(Recorded data)
● ● ● ●
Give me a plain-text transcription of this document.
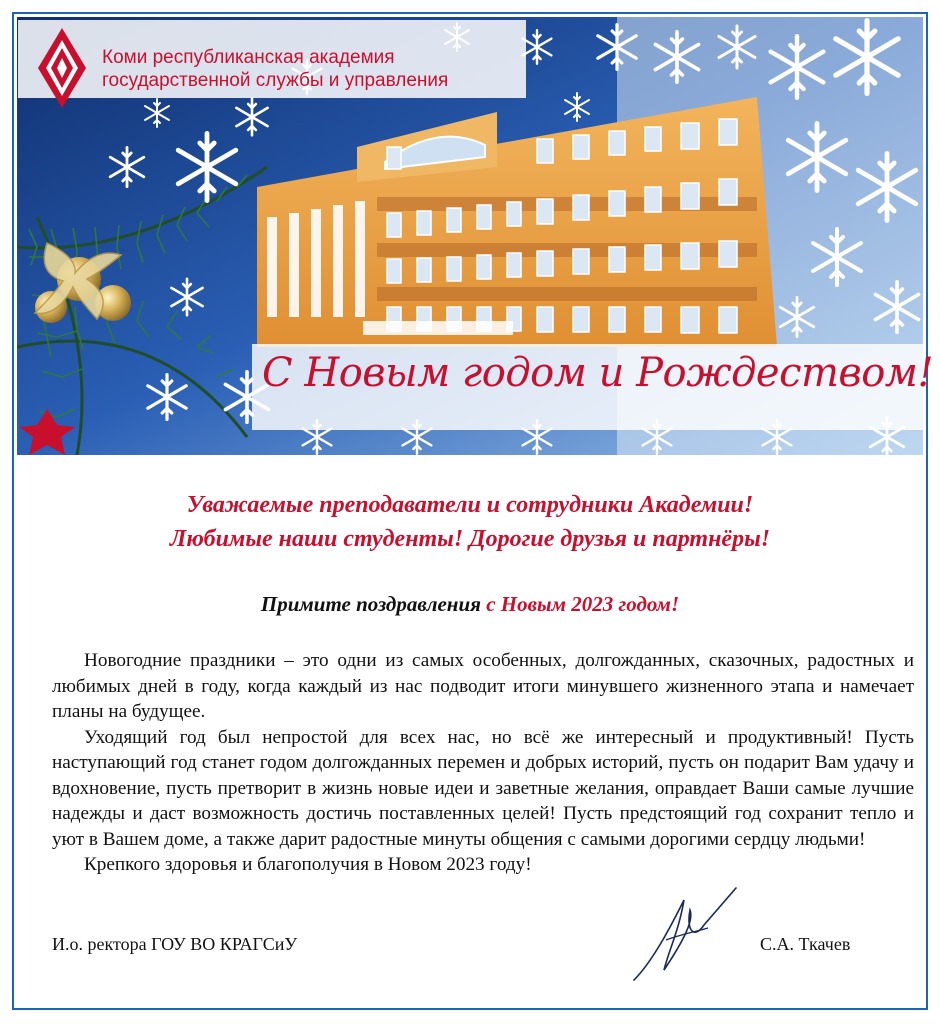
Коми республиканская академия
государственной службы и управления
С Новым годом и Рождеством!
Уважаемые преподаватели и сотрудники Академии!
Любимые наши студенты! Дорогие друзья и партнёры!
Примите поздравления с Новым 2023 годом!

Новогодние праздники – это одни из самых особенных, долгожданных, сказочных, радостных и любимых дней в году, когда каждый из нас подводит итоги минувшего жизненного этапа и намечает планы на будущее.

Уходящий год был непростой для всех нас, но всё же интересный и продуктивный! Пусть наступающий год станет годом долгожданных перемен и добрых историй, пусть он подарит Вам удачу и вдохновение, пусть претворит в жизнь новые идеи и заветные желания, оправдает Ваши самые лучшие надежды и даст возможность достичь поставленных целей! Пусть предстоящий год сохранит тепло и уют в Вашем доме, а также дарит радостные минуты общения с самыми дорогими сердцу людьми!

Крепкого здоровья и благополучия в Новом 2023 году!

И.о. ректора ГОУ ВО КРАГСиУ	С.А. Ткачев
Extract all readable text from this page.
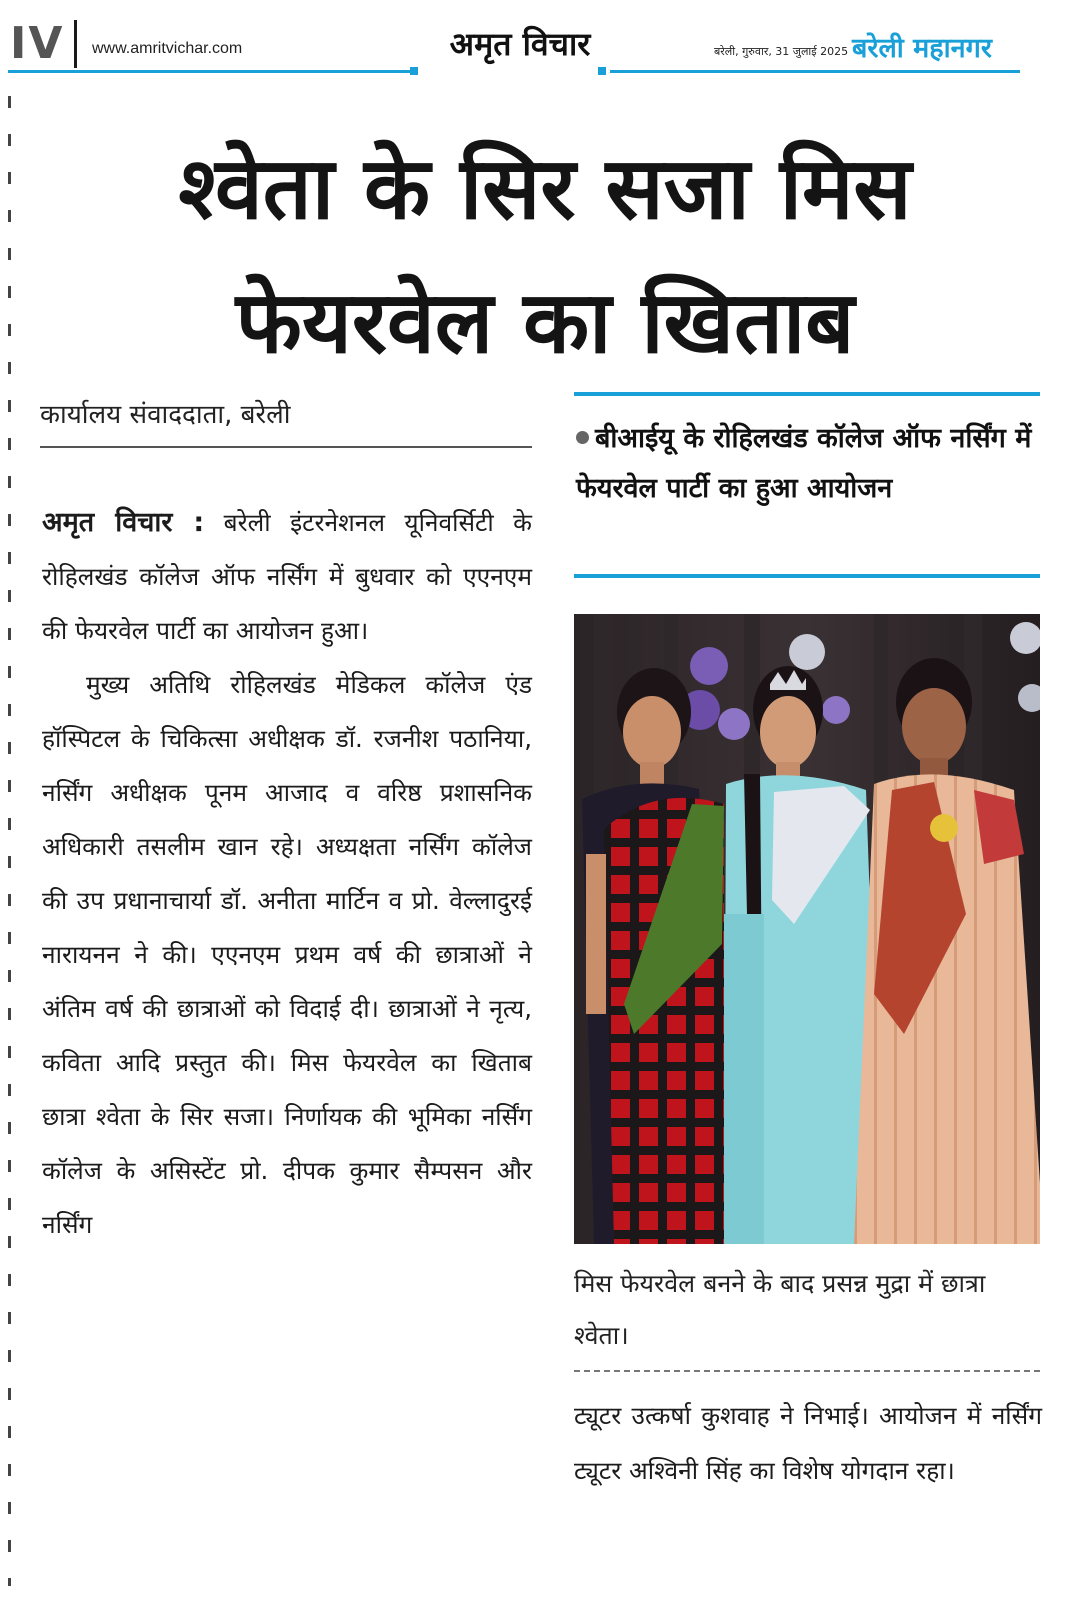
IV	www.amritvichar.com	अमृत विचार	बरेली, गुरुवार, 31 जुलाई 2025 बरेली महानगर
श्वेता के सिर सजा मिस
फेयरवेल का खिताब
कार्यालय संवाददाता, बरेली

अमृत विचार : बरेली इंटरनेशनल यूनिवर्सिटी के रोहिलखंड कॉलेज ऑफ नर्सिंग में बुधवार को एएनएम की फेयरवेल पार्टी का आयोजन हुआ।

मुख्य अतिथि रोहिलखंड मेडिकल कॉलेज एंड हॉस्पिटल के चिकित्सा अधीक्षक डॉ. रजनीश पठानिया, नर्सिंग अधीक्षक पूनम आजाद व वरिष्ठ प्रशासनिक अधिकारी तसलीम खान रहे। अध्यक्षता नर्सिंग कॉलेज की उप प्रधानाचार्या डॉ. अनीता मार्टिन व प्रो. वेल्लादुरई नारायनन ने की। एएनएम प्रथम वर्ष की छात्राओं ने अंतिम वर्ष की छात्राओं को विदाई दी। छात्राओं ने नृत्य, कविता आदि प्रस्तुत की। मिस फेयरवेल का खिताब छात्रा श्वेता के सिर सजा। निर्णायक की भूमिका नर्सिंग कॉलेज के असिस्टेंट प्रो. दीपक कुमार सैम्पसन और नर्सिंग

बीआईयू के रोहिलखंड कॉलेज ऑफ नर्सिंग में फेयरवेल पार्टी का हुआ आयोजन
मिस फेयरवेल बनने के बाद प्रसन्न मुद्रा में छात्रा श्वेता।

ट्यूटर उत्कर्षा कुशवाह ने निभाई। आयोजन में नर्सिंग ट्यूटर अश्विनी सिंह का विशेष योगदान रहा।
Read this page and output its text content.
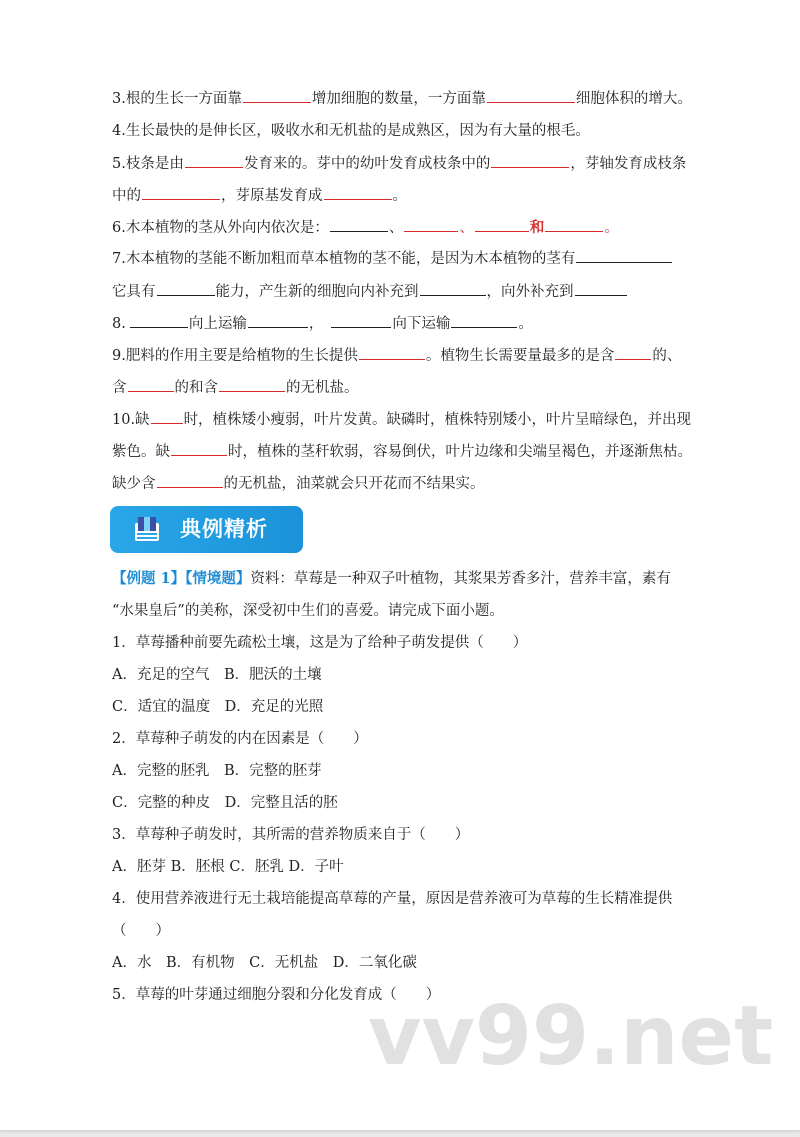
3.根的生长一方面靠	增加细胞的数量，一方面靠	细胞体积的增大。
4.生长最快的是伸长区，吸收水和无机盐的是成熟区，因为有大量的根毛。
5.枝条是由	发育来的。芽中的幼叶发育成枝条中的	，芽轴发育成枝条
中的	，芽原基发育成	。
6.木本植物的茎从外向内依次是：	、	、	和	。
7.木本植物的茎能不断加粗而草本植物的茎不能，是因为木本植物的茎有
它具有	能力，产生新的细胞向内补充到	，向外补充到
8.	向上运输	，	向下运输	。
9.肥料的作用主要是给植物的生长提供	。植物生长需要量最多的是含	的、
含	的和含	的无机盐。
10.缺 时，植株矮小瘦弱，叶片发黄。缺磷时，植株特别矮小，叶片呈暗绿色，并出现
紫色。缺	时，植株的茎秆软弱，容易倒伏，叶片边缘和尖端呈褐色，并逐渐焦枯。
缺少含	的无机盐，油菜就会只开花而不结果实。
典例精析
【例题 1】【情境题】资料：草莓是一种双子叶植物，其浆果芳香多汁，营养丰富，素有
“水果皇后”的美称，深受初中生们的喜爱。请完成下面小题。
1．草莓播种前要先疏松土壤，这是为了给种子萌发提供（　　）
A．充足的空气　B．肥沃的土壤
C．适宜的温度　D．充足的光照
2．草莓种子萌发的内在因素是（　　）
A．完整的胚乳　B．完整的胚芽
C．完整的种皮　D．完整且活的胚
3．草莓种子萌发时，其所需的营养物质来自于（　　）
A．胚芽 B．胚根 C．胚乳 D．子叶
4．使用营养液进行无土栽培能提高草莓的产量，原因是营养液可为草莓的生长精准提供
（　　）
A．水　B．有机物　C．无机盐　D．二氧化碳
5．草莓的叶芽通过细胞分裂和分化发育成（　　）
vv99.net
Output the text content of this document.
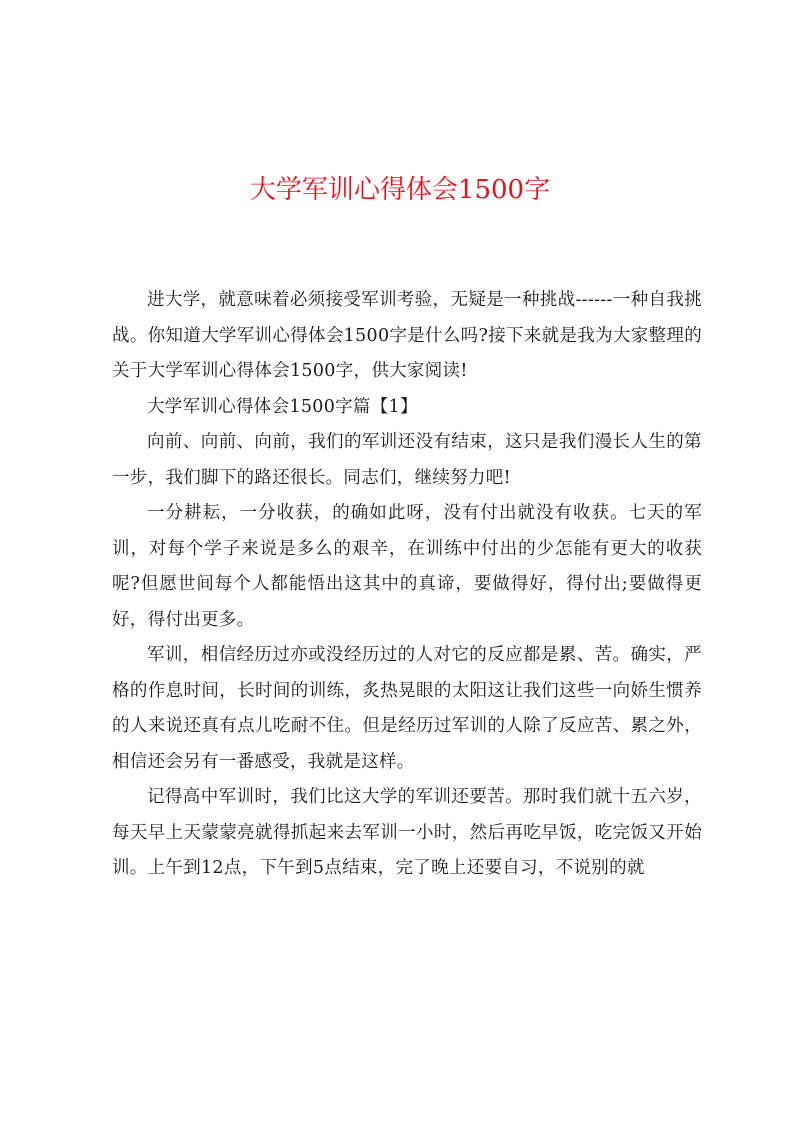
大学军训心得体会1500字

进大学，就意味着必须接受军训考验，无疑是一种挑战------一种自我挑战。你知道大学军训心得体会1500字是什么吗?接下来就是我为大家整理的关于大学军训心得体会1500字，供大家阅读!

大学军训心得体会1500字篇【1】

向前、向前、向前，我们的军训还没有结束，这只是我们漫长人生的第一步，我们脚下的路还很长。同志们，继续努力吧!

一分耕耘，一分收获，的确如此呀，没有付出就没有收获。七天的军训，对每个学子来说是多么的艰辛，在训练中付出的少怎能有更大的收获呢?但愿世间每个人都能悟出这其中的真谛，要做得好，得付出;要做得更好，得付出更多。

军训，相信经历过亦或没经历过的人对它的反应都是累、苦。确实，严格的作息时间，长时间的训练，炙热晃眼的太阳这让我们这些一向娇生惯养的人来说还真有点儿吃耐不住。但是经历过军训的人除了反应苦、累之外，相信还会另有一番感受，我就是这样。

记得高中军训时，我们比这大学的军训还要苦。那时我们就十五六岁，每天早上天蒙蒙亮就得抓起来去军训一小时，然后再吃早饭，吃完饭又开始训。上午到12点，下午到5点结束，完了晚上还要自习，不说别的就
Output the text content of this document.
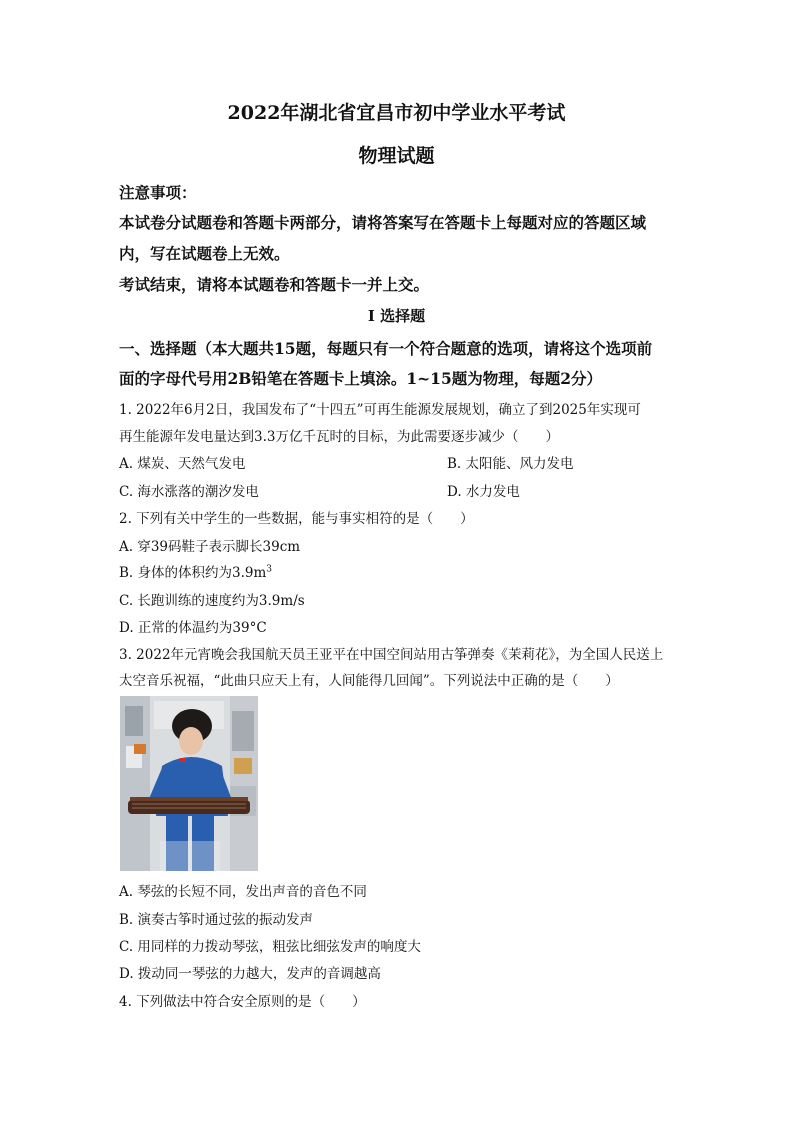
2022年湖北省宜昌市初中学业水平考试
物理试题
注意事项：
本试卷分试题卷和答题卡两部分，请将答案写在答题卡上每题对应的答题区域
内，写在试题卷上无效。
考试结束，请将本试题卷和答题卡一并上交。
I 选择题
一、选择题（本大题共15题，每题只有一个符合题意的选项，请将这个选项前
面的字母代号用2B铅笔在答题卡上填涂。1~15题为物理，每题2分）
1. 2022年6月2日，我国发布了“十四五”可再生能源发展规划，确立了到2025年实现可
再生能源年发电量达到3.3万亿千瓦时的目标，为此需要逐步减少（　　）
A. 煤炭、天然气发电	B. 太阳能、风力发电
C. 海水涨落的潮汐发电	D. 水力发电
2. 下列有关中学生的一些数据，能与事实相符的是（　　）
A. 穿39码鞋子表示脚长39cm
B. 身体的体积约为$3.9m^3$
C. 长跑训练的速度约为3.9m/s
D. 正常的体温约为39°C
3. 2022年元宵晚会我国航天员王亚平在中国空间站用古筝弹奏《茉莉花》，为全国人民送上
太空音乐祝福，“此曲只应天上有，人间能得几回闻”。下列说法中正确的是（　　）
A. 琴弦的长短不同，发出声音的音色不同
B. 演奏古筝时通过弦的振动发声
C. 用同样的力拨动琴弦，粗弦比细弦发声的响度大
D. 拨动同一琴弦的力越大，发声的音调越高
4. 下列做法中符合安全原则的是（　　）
● ● ● ●
**What you should do:**
Check each line above for the string "году" and show the ones that have it.

**Exercise solution:**
Новогодние праздники – это одни из самых особенных, долгожданных, сказочных, радостных и любимых дней в году, когда каждый из нас подводит итоги минувшего жизненного этапа и намечает планы на будущее.
Крепкого здоровья и благополучия в Новом 2023 году!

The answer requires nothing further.